— Begin Dataset extract —

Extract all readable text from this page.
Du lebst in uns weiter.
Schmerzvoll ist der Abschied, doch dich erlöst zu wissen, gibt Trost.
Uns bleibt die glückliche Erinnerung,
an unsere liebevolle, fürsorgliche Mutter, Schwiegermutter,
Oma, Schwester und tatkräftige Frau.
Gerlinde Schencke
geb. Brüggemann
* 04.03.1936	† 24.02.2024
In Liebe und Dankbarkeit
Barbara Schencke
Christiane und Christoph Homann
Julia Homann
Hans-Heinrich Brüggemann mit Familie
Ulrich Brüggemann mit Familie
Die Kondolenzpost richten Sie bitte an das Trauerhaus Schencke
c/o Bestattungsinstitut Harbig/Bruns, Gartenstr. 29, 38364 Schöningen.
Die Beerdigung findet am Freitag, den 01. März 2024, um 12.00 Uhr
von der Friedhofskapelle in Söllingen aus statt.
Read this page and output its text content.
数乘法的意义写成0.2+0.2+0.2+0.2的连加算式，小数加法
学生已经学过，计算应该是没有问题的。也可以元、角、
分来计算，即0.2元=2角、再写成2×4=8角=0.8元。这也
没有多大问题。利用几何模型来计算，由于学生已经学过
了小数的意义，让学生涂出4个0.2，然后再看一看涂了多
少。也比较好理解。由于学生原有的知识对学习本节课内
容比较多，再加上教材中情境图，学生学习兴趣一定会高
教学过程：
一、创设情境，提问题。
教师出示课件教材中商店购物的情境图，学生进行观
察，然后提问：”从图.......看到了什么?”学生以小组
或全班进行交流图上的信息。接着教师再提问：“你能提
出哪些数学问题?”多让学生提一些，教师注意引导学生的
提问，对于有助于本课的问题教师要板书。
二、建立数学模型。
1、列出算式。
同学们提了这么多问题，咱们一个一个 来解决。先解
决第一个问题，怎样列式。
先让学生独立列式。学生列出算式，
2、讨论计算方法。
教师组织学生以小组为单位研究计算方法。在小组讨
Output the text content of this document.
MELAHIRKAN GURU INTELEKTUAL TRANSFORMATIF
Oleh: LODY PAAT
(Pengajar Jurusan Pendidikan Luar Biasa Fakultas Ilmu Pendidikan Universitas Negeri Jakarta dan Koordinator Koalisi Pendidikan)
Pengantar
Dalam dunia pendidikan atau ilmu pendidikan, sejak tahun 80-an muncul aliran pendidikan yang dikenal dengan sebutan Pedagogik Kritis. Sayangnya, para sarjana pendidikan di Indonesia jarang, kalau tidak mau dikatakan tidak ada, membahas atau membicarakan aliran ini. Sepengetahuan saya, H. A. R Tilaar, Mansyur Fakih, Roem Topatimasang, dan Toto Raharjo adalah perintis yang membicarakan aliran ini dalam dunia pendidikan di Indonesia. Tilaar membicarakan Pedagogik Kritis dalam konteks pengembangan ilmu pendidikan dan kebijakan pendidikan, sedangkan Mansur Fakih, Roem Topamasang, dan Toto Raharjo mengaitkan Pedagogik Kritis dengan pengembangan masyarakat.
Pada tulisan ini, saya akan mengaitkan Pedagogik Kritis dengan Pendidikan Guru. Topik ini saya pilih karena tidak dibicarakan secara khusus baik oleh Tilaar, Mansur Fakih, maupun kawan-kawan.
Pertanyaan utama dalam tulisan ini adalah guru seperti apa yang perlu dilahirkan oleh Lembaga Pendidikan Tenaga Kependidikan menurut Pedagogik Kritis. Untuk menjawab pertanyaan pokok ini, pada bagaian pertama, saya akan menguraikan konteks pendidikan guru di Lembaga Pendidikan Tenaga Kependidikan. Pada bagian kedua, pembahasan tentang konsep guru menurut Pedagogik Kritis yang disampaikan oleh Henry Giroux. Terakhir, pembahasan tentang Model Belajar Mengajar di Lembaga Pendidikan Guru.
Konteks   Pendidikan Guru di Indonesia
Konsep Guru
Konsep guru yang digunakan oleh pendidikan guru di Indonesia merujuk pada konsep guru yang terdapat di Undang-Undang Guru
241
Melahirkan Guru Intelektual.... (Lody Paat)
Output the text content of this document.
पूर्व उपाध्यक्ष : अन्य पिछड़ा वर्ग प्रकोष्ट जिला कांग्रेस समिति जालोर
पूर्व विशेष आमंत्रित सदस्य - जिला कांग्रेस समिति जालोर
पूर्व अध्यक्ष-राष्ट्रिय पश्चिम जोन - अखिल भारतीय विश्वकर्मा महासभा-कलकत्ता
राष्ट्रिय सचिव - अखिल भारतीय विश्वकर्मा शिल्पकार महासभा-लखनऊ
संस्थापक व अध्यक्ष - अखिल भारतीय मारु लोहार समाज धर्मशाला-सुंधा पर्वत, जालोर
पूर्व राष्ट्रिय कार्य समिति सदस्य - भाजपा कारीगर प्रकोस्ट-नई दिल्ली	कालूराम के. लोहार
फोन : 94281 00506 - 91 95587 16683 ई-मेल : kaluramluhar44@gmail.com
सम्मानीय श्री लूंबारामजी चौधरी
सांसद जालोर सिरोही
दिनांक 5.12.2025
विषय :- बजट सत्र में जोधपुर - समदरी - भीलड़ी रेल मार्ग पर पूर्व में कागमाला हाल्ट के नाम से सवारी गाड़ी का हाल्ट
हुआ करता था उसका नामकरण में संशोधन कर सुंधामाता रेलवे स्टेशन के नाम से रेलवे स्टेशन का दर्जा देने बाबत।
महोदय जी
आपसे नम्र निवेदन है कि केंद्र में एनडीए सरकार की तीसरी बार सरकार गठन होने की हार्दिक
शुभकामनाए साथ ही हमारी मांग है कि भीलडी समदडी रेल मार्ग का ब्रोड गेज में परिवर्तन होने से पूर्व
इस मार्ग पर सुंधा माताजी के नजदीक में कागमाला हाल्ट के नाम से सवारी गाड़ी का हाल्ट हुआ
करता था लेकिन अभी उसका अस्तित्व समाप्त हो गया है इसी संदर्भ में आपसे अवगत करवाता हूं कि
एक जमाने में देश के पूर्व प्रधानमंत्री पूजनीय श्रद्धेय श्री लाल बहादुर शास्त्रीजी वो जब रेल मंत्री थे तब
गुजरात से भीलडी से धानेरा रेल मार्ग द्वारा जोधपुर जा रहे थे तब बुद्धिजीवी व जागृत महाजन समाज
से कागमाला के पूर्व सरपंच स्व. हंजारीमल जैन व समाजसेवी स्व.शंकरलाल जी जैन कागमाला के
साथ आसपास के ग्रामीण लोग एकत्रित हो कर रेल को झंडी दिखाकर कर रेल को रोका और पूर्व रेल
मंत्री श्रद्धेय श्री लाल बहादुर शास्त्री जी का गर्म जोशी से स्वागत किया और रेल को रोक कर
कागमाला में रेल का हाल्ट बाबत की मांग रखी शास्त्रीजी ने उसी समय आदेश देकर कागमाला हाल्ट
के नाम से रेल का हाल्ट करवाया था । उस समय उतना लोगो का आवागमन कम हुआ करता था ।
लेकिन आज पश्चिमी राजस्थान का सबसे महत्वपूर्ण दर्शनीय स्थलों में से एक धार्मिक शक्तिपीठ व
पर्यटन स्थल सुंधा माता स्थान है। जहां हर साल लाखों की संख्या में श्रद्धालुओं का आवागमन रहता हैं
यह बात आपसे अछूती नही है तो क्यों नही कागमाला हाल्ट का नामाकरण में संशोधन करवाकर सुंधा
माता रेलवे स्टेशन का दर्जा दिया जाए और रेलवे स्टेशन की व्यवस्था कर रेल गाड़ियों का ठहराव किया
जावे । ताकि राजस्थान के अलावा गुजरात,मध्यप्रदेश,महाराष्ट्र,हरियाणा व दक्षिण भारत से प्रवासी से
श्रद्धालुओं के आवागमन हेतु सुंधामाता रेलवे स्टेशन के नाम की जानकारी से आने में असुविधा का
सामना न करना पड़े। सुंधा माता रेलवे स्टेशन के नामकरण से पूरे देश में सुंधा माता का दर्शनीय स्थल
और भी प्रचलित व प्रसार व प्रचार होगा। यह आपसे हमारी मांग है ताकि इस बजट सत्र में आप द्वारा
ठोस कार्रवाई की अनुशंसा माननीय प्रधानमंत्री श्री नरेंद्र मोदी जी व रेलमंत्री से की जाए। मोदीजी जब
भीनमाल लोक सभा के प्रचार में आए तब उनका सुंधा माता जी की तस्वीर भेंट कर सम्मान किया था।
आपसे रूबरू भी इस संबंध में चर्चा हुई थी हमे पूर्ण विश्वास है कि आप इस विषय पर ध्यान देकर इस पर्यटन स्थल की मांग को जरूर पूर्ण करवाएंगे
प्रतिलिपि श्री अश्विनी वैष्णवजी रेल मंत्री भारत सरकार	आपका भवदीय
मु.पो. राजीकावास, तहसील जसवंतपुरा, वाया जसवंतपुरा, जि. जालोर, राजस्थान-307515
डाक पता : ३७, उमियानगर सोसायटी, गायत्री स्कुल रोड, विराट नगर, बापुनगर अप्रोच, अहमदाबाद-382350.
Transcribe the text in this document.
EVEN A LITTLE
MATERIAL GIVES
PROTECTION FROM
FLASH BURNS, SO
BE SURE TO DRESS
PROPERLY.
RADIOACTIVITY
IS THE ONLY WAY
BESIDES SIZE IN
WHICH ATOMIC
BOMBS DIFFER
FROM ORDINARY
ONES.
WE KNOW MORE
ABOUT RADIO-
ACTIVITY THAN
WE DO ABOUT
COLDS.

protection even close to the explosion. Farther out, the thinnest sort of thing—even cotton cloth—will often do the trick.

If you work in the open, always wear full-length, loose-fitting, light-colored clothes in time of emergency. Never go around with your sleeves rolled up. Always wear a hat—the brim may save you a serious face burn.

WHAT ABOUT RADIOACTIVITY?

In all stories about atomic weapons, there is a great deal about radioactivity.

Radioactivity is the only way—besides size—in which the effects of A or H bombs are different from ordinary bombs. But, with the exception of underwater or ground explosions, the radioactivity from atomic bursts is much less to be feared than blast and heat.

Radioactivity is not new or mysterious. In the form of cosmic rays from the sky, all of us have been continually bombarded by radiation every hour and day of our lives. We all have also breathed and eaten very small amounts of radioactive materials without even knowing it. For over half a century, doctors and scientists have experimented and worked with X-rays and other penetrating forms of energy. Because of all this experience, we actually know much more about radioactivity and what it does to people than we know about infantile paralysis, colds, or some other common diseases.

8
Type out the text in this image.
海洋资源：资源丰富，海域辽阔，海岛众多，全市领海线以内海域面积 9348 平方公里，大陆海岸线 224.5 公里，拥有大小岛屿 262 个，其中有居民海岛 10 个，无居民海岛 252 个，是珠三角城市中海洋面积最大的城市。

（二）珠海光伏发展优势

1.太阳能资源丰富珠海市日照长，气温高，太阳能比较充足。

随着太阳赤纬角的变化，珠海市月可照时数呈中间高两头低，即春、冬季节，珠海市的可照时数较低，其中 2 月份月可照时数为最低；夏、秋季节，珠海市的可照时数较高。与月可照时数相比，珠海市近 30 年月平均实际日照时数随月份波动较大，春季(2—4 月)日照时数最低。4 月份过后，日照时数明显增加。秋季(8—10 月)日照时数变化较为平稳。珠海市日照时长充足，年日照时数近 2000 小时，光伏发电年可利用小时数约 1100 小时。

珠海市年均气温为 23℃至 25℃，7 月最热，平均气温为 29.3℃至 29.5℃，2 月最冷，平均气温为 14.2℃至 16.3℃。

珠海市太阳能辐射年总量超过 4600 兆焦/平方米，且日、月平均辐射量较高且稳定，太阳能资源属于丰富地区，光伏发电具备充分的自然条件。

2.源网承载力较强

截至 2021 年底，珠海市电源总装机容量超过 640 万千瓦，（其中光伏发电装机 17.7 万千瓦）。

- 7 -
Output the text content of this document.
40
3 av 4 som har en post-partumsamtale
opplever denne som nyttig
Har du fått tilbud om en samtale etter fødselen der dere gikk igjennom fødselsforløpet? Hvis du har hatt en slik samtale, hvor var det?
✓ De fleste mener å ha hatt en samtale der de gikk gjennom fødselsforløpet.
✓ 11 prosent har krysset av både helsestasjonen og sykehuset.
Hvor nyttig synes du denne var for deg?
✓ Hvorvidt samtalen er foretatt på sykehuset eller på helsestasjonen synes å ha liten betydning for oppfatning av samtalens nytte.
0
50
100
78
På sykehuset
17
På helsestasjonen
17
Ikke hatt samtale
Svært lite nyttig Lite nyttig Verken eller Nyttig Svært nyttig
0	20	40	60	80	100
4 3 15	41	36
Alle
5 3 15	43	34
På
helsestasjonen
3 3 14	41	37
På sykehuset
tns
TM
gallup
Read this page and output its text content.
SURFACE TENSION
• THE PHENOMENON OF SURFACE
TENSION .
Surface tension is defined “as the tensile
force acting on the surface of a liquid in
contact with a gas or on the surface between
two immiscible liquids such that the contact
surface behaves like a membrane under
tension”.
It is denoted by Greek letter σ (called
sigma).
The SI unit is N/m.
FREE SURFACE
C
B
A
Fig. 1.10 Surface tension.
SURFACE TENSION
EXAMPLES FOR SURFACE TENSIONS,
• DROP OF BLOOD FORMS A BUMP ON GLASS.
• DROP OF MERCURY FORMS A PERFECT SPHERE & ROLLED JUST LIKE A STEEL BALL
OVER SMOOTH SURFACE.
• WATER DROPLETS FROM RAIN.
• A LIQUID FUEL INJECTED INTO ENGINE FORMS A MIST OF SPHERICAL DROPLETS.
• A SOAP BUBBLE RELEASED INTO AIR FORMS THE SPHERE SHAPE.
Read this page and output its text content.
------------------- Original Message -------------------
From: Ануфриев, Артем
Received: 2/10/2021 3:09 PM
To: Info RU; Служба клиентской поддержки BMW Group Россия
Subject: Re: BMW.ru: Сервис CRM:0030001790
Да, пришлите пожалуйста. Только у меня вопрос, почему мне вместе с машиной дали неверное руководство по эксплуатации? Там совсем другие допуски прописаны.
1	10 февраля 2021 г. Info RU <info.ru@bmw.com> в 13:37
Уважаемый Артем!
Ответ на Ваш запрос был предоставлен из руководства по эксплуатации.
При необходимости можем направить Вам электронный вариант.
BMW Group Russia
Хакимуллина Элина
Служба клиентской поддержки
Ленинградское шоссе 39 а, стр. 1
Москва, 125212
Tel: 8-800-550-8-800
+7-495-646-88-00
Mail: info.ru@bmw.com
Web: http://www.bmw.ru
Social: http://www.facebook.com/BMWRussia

— End Dataset extract —

**Work to be completed:**
Across the entries, how many lines hold the word "Kritis"? Say only the number.

**Response for this exercise:**
3